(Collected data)
----------------
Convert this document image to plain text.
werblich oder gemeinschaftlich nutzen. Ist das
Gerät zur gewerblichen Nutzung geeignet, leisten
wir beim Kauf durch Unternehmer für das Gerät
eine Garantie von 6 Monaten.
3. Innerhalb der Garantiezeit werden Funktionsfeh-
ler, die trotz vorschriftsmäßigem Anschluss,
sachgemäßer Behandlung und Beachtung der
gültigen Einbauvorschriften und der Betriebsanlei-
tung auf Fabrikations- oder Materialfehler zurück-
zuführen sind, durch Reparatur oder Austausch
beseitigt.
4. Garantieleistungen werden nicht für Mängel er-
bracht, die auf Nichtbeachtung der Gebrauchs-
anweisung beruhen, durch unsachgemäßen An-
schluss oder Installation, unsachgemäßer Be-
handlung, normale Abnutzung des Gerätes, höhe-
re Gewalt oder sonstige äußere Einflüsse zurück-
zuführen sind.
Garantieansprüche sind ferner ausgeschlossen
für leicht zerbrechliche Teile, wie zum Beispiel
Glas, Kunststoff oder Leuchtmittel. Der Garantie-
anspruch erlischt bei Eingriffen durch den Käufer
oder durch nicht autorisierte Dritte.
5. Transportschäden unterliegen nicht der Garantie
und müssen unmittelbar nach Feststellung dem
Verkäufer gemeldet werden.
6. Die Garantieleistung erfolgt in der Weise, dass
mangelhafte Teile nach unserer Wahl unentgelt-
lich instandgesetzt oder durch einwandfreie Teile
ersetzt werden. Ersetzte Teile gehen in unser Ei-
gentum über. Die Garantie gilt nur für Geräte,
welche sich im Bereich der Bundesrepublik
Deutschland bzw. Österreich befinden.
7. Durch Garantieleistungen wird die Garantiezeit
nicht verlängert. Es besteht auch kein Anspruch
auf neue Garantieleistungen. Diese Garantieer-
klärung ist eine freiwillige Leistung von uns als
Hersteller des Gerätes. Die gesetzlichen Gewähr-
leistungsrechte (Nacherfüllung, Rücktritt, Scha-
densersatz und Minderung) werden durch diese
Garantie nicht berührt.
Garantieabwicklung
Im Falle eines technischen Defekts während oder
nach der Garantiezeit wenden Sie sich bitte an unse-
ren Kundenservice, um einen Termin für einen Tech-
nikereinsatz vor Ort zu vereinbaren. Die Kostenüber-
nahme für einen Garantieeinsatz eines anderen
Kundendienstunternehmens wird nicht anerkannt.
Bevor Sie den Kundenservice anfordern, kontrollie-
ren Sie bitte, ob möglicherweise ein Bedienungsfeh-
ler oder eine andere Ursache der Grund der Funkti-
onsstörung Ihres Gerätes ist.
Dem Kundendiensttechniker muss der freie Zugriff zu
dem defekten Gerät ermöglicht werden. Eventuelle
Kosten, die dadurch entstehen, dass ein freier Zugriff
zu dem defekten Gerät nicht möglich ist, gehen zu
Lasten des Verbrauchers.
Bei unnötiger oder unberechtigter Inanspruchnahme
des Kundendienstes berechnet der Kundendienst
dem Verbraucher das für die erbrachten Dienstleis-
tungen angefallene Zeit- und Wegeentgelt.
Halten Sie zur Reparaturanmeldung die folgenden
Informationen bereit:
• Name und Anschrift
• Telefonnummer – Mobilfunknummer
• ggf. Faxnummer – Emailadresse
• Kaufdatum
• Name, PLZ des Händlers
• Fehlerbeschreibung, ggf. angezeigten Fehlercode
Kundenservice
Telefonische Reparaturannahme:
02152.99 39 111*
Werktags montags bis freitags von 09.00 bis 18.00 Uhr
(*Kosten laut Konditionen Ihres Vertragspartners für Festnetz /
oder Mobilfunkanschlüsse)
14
----------------
### WHAT THIS TASK INVOLVES
Your task is to quote all of the data word for word.

### OUTPUT OF THE TASK
Convert this document image to plain text.
werblich oder gemeinschaftlich nutzen. Ist das
Gerät zur gewerblichen Nutzung geeignet, leisten
wir beim Kauf durch Unternehmer für das Gerät
eine Garantie von 6 Monaten.
3. Innerhalb der Garantiezeit werden Funktionsfeh-
ler, die trotz vorschriftsmäßigem Anschluss,
sachgemäßer Behandlung und Beachtung der
gültigen Einbauvorschriften und der Betriebsanlei-
tung auf Fabrikations- oder Materialfehler zurück-
zuführen sind, durch Reparatur oder Austausch
beseitigt.
4. Garantieleistungen werden nicht für Mängel er-
bracht, die auf Nichtbeachtung der Gebrauchs-
anweisung beruhen, durch unsachgemäßen An-
schluss oder Installation, unsachgemäßer Be-
handlung, normale Abnutzung des Gerätes, höhe-
re Gewalt oder sonstige äußere Einflüsse zurück-
zuführen sind.
Garantieansprüche sind ferner ausgeschlossen
für leicht zerbrechliche Teile, wie zum Beispiel
Glas, Kunststoff oder Leuchtmittel. Der Garantie-
anspruch erlischt bei Eingriffen durch den Käufer
oder durch nicht autorisierte Dritte.
5. Transportschäden unterliegen nicht der Garantie
und müssen unmittelbar nach Feststellung dem
Verkäufer gemeldet werden.
6. Die Garantieleistung erfolgt in der Weise, dass
mangelhafte Teile nach unserer Wahl unentgelt-
lich instandgesetzt oder durch einwandfreie Teile
ersetzt werden. Ersetzte Teile gehen in unser Ei-
gentum über. Die Garantie gilt nur für Geräte,
welche sich im Bereich der Bundesrepublik
Deutschland bzw. Österreich befinden.
7. Durch Garantieleistungen wird die Garantiezeit
nicht verlängert. Es besteht auch kein Anspruch
auf neue Garantieleistungen. Diese Garantieer-
klärung ist eine freiwillige Leistung von uns als
Hersteller des Gerätes. Die gesetzlichen Gewähr-
leistungsrechte (Nacherfüllung, Rücktritt, Scha-
densersatz und Minderung) werden durch diese
Garantie nicht berührt.
Garantieabwicklung
Im Falle eines technischen Defekts während oder
nach der Garantiezeit wenden Sie sich bitte an unse-
ren Kundenservice, um einen Termin für einen Tech-
nikereinsatz vor Ort zu vereinbaren. Die Kostenüber-
nahme für einen Garantieeinsatz eines anderen
Kundendienstunternehmens wird nicht anerkannt.
Bevor Sie den Kundenservice anfordern, kontrollie-
ren Sie bitte, ob möglicherweise ein Bedienungsfeh-
ler oder eine andere Ursache der Grund der Funkti-
onsstörung Ihres Gerätes ist.
Dem Kundendiensttechniker muss der freie Zugriff zu
dem defekten Gerät ermöglicht werden. Eventuelle
Kosten, die dadurch entstehen, dass ein freier Zugriff
zu dem defekten Gerät nicht möglich ist, gehen zu
Lasten des Verbrauchers.
Bei unnötiger oder unberechtigter Inanspruchnahme
des Kundendienstes berechnet der Kundendienst
dem Verbraucher das für die erbrachten Dienstleis-
tungen angefallene Zeit- und Wegeentgelt.
Halten Sie zur Reparaturanmeldung die folgenden
Informationen bereit:
• Name und Anschrift
• Telefonnummer – Mobilfunknummer
• ggf. Faxnummer – Emailadresse
• Kaufdatum
• Name, PLZ des Händlers
• Fehlerbeschreibung, ggf. angezeigten Fehlercode
Kundenservice
Telefonische Reparaturannahme:
02152.99 39 111*
Werktags montags bis freitags von 09.00 bis 18.00 Uhr
(*Kosten laut Konditionen Ihres Vertragspartners für Festnetz /
oder Mobilfunkanschlüsse)
14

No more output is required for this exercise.